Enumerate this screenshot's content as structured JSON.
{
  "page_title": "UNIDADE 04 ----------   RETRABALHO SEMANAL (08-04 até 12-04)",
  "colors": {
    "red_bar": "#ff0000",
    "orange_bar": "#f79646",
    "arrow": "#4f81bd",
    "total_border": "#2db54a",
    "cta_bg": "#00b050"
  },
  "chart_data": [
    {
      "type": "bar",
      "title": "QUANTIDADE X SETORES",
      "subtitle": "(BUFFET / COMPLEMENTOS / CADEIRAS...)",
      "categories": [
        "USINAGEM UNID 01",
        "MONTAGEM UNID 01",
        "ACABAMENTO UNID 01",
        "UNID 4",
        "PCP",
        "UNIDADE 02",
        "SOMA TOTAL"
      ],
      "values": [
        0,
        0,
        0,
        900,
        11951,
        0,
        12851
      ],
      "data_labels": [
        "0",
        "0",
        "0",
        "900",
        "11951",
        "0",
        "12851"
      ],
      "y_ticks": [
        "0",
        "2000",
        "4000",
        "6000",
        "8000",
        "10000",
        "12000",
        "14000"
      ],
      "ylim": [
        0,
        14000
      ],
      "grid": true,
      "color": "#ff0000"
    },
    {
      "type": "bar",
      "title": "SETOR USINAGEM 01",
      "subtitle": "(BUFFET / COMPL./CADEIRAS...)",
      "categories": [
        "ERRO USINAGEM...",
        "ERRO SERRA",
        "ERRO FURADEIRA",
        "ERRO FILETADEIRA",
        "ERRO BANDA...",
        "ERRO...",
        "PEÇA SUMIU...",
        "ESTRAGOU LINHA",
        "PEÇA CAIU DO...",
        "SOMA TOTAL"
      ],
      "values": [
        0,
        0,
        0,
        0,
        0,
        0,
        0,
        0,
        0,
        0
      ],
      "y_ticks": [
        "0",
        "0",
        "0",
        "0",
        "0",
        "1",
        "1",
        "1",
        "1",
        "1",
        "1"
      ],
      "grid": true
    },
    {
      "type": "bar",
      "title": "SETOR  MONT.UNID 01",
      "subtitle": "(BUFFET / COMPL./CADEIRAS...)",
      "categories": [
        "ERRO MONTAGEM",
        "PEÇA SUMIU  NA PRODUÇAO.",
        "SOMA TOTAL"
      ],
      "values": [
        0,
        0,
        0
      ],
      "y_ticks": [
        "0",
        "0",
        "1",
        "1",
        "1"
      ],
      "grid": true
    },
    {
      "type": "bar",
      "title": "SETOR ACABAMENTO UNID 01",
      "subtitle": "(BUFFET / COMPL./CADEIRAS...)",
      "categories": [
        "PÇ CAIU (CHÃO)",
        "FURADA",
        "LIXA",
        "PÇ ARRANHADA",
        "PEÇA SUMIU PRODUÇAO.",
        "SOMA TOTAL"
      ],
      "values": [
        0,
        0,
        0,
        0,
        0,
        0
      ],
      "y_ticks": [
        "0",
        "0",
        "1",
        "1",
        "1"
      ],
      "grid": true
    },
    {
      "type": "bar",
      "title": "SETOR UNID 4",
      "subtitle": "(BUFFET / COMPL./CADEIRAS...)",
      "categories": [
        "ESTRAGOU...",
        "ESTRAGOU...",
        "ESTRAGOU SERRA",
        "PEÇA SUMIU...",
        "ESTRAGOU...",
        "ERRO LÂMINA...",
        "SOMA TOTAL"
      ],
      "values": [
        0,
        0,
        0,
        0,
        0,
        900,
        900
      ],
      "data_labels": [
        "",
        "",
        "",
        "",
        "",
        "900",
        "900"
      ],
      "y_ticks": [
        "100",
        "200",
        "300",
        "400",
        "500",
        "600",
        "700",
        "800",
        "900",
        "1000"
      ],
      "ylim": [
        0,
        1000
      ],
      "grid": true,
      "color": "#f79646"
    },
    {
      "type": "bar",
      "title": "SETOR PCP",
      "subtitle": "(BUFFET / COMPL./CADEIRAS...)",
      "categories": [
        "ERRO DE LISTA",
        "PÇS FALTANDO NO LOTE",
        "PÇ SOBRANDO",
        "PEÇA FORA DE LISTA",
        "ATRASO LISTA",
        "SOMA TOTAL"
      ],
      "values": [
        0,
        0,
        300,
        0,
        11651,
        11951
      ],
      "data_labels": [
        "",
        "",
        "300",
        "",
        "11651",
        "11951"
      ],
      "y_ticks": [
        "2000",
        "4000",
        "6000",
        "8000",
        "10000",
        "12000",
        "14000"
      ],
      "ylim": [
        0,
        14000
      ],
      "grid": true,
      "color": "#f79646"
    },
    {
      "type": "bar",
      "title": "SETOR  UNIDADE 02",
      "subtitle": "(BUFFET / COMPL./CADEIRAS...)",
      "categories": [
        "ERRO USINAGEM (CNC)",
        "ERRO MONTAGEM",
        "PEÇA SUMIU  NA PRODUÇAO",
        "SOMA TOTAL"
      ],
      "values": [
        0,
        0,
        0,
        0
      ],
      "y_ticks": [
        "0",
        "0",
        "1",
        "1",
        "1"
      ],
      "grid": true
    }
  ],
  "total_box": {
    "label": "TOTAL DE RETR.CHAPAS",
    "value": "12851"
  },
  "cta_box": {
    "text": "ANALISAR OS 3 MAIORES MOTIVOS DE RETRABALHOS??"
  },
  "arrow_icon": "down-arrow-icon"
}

Short exercise: Return, from the data, each line that has the word "ACABAMENTO" in it.

Response below:
        "ACABAMENTO UNID 01",
      "title": "SETOR ACABAMENTO UNID 01",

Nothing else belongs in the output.